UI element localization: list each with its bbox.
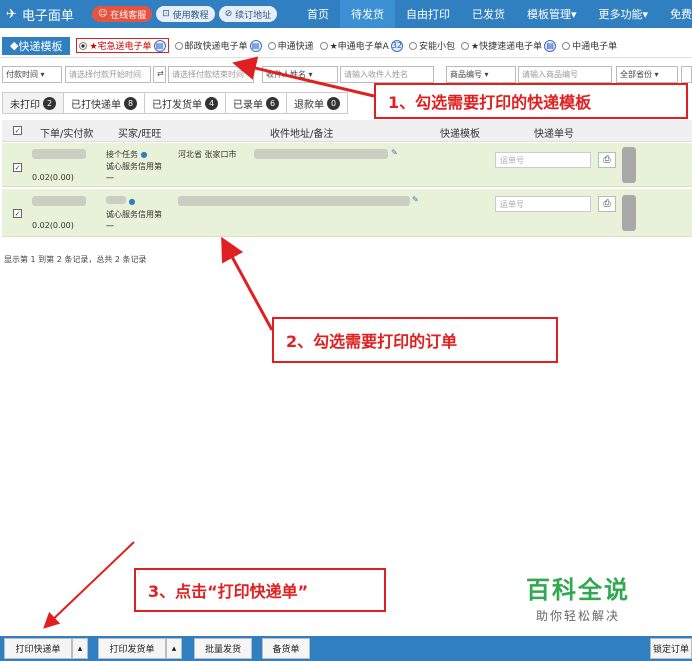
- stock-list-button[interactable]: 备货单: [262, 638, 310, 659]
- print-express-dropdown[interactable]: ▴: [72, 638, 88, 659]
- annotation-arrows: [43, 56, 375, 629]
- arrow-step-2: [221, 236, 274, 331]
- watermark-subtitle: 助你轻松解决: [535, 609, 620, 623]
- watermark: 百科全说 助你轻松解决: [508, 570, 648, 624]
- watermark-title: 百科全说: [526, 576, 630, 604]
- print-express-button[interactable]: 打印快递单: [4, 638, 72, 659]
- lock-order-button[interactable]: 锁定订单: [650, 638, 692, 659]
- bottom-toolbar: 打印快递单 ▴ 打印发货单 ▴ 批量发货 备货单 锁定订单: [0, 636, 692, 661]
- arrow-step-3: [43, 541, 135, 629]
- batch-ship-button[interactable]: 批量发货: [194, 638, 252, 659]
- arrow-step-1: [232, 56, 375, 98]
- print-delivery-dropdown[interactable]: ▴: [166, 638, 182, 659]
- print-delivery-button[interactable]: 打印发货单: [98, 638, 166, 659]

◆ ◆ ◆ ◆ ◆

▶ **GOAL**
Return all of the rows above word for word, omitting the pictures.

▶ **THE SOLUTION**
UI element localization: list each with its bbox.
- stock-list-button[interactable]: 备货单: [262, 638, 310, 659]
- print-express-dropdown[interactable]: ▴: [72, 638, 88, 659]
- annotation-arrows: [43, 56, 375, 629]
- arrow-step-2: [221, 236, 274, 331]
- watermark-subtitle: 助你轻松解决: [535, 609, 620, 623]
- watermark: 百科全说 助你轻松解决: [508, 570, 648, 624]
- watermark-title: 百科全说: [526, 576, 630, 604]
- print-express-button[interactable]: 打印快递单: [4, 638, 72, 659]
- lock-order-button[interactable]: 锁定订单: [650, 638, 692, 659]
- bottom-toolbar: 打印快递单 ▴ 打印发货单 ▴ 批量发货 备货单 锁定订单: [0, 636, 692, 661]
- arrow-step-3: [43, 541, 135, 629]
- batch-ship-button[interactable]: 批量发货: [194, 638, 252, 659]
- arrow-step-1: [232, 56, 375, 98]
- print-delivery-dropdown[interactable]: ▴: [166, 638, 182, 659]
- print-delivery-button[interactable]: 打印发货单: [98, 638, 166, 659]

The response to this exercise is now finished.